RECORDS SUPPLIED:
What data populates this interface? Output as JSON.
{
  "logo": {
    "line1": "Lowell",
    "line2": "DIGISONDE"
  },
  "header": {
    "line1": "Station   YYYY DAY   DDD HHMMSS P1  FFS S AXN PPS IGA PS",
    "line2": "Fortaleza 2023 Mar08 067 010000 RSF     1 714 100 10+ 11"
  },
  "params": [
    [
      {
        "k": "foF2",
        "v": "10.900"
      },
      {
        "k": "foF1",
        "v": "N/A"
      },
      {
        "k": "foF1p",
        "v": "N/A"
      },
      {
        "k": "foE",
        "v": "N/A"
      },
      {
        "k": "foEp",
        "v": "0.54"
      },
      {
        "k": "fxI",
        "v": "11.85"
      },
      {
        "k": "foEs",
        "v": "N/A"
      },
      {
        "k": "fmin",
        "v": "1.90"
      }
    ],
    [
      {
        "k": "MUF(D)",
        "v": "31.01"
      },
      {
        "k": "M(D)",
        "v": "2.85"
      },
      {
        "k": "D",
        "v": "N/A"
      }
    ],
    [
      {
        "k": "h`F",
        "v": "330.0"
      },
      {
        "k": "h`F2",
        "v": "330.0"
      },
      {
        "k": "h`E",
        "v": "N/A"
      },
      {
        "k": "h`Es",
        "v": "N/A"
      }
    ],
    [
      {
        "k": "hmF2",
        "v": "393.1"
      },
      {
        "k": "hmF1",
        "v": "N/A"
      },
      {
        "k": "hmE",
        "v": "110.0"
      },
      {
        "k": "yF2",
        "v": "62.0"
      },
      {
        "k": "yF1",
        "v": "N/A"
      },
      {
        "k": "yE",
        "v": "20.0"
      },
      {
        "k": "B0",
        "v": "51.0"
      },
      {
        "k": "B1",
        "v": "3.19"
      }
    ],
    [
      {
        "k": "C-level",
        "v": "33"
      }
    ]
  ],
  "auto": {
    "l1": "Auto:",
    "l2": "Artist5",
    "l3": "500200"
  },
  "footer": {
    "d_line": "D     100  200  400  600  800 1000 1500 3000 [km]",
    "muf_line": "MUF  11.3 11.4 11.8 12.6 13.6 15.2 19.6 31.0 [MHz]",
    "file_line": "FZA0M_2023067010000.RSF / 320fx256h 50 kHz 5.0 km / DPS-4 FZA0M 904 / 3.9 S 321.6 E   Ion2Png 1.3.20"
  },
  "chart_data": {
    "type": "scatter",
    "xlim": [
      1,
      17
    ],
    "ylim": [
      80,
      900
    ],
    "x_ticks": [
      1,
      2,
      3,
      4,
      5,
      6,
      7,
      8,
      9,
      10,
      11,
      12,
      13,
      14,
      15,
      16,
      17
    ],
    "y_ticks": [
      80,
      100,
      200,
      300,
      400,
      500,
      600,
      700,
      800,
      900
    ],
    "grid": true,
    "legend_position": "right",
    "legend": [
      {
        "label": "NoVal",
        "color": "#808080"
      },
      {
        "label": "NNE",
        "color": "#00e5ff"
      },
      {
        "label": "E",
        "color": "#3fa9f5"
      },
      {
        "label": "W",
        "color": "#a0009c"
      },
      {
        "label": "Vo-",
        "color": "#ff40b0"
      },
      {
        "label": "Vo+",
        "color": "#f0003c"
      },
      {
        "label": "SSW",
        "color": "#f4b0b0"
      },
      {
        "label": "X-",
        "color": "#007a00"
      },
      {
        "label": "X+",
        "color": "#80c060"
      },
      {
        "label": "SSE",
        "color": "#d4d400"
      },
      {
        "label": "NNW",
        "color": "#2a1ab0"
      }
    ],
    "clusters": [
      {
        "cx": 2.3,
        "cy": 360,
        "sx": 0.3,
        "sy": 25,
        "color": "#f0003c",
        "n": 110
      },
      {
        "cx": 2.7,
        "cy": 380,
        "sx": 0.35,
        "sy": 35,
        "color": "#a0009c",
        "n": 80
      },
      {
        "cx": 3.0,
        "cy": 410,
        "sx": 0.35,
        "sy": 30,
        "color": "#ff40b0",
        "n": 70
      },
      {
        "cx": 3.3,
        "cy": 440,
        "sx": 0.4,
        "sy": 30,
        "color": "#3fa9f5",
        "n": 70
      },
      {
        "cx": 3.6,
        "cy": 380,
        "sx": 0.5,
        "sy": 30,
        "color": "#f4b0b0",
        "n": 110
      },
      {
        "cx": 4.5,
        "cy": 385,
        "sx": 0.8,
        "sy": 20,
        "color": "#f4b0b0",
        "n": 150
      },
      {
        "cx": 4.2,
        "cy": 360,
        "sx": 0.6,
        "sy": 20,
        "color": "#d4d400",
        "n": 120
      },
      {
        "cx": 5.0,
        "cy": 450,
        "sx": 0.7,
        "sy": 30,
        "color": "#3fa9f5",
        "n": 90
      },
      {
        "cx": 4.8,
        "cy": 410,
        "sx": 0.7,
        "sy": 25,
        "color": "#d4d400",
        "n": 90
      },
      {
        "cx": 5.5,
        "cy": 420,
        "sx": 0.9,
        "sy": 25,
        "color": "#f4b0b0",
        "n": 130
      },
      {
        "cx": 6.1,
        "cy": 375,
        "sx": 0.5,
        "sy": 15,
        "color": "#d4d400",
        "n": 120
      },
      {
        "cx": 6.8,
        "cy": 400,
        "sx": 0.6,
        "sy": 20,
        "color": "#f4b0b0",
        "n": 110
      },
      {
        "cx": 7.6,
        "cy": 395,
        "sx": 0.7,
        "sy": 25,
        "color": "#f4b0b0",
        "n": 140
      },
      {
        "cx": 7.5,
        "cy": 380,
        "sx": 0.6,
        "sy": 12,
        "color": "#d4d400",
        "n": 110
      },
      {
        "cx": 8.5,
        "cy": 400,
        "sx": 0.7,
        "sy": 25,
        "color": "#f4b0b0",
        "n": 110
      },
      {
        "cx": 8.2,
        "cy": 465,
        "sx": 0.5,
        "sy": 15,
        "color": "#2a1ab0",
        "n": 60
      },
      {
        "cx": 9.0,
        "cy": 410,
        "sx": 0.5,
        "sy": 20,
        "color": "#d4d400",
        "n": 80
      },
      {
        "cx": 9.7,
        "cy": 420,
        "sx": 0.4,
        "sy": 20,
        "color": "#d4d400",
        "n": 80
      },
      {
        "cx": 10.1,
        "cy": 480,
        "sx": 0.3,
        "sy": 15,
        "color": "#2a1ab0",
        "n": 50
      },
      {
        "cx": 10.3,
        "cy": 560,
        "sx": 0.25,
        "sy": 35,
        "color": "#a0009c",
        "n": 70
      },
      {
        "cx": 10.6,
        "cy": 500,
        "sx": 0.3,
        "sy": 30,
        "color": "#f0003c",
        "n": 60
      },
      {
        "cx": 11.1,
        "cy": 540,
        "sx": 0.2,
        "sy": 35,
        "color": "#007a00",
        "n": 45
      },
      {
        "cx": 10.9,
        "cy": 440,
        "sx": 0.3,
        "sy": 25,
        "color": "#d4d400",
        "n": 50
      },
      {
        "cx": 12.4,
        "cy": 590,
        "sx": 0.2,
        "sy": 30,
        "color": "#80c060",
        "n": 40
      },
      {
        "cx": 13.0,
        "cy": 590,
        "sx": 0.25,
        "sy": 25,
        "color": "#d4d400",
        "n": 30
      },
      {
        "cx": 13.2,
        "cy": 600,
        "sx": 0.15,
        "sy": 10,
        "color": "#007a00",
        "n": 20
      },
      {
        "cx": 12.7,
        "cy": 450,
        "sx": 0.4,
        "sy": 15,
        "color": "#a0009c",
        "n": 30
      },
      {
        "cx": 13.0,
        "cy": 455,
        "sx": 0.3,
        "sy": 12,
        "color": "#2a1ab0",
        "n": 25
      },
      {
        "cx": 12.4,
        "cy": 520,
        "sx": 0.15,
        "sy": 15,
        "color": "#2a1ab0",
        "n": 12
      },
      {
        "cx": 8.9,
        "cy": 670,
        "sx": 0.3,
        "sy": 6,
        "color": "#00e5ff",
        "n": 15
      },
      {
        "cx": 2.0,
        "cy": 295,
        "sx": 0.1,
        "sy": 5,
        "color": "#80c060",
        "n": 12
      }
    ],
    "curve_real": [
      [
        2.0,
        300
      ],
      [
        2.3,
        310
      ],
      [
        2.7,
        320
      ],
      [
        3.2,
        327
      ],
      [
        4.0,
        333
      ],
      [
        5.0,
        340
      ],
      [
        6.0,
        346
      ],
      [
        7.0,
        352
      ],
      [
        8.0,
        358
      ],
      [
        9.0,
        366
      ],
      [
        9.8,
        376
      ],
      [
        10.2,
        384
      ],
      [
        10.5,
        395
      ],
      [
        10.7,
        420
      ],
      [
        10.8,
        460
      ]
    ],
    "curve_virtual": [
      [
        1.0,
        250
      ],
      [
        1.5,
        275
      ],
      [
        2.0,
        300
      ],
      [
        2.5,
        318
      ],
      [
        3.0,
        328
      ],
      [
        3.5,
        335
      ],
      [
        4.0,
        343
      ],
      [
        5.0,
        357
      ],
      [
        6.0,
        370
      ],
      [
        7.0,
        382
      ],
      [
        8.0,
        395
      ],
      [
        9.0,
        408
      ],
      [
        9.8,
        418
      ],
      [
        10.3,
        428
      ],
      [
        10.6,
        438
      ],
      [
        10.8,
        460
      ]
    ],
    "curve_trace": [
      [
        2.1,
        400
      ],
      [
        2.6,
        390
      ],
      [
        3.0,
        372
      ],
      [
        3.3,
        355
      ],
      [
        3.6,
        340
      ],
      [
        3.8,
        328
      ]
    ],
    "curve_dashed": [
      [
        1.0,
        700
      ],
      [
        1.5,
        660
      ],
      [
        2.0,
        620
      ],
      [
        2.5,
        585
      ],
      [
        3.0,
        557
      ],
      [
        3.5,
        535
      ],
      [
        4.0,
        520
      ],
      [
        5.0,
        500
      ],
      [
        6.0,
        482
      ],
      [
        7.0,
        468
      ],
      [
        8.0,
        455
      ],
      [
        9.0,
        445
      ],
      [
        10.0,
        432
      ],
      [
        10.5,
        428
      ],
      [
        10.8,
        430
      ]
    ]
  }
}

SET TASK: Filter the entries down to the lines with the word "label" in them.

ANSWER TO THIS TASK:
        "label": "NoVal",
        "label": "NNE",
        "label": "E",
        "label": "W",
        "label": "Vo-",
        "label": "Vo+",
        "label": "SSW",
        "label": "X-",
        "label": "X+",
        "label": "SSE",
        "label": "NNW",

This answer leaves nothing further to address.